-- WRITTEN PROBLEM --
Every line of the listing must be reproduced as it stands. Leave the images behind.

[Stored data]
BEGIN

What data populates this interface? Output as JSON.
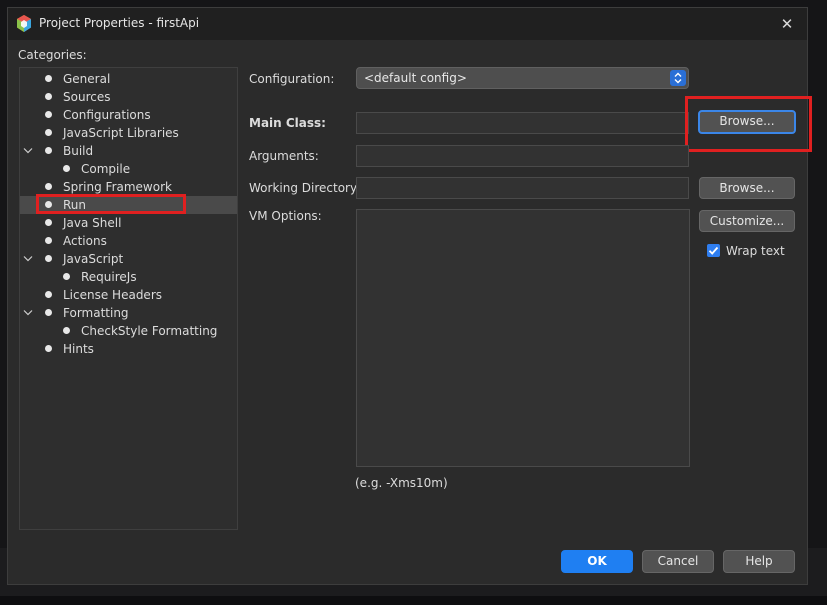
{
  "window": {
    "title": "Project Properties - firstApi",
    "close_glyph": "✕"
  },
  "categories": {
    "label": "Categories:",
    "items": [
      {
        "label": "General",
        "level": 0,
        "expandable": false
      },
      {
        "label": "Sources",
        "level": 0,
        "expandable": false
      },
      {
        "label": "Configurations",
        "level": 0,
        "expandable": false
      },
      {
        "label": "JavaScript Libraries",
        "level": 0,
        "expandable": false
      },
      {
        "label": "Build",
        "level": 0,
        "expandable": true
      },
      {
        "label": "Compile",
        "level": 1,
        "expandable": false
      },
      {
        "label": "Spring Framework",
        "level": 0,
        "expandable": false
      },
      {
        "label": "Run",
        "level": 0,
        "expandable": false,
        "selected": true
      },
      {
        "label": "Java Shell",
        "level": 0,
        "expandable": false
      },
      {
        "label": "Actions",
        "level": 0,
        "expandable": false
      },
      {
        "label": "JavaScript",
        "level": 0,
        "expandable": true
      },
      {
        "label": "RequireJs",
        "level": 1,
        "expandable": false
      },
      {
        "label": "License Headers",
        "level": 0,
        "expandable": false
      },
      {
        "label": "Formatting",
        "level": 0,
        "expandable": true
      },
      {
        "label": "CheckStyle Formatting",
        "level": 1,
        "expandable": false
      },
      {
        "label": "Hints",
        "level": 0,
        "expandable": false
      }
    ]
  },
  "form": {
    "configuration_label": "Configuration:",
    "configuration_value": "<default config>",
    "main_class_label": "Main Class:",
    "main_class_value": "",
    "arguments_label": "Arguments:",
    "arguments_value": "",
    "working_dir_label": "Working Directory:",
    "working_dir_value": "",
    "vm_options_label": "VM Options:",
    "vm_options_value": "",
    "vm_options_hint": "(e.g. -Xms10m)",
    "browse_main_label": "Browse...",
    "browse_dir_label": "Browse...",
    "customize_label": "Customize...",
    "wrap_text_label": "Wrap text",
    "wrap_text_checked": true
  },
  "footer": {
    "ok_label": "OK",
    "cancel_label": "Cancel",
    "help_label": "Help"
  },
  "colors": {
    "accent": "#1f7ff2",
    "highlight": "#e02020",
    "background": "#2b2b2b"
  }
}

END

-- WRITTEN SOLUTION --
What data populates this interface? Output as JSON.
{
  "window": {
    "title": "Project Properties - firstApi",
    "close_glyph": "✕"
  },
  "categories": {
    "label": "Categories:",
    "items": [
      {
        "label": "General",
        "level": 0,
        "expandable": false
      },
      {
        "label": "Sources",
        "level": 0,
        "expandable": false
      },
      {
        "label": "Configurations",
        "level": 0,
        "expandable": false
      },
      {
        "label": "JavaScript Libraries",
        "level": 0,
        "expandable": false
      },
      {
        "label": "Build",
        "level": 0,
        "expandable": true
      },
      {
        "label": "Compile",
        "level": 1,
        "expandable": false
      },
      {
        "label": "Spring Framework",
        "level": 0,
        "expandable": false
      },
      {
        "label": "Run",
        "level": 0,
        "expandable": false,
        "selected": true
      },
      {
        "label": "Java Shell",
        "level": 0,
        "expandable": false
      },
      {
        "label": "Actions",
        "level": 0,
        "expandable": false
      },
      {
        "label": "JavaScript",
        "level": 0,
        "expandable": true
      },
      {
        "label": "RequireJs",
        "level": 1,
        "expandable": false
      },
      {
        "label": "License Headers",
        "level": 0,
        "expandable": false
      },
      {
        "label": "Formatting",
        "level": 0,
        "expandable": true
      },
      {
        "label": "CheckStyle Formatting",
        "level": 1,
        "expandable": false
      },
      {
        "label": "Hints",
        "level": 0,
        "expandable": false
      }
    ]
  },
  "form": {
    "configuration_label": "Configuration:",
    "configuration_value": "<default config>",
    "main_class_label": "Main Class:",
    "main_class_value": "",
    "arguments_label": "Arguments:",
    "arguments_value": "",
    "working_dir_label": "Working Directory:",
    "working_dir_value": "",
    "vm_options_label": "VM Options:",
    "vm_options_value": "",
    "vm_options_hint": "(e.g. -Xms10m)",
    "browse_main_label": "Browse...",
    "browse_dir_label": "Browse...",
    "customize_label": "Customize...",
    "wrap_text_label": "Wrap text",
    "wrap_text_checked": true
  },
  "footer": {
    "ok_label": "OK",
    "cancel_label": "Cancel",
    "help_label": "Help"
  },
  "colors": {
    "accent": "#1f7ff2",
    "highlight": "#e02020",
    "background": "#2b2b2b"
  }
}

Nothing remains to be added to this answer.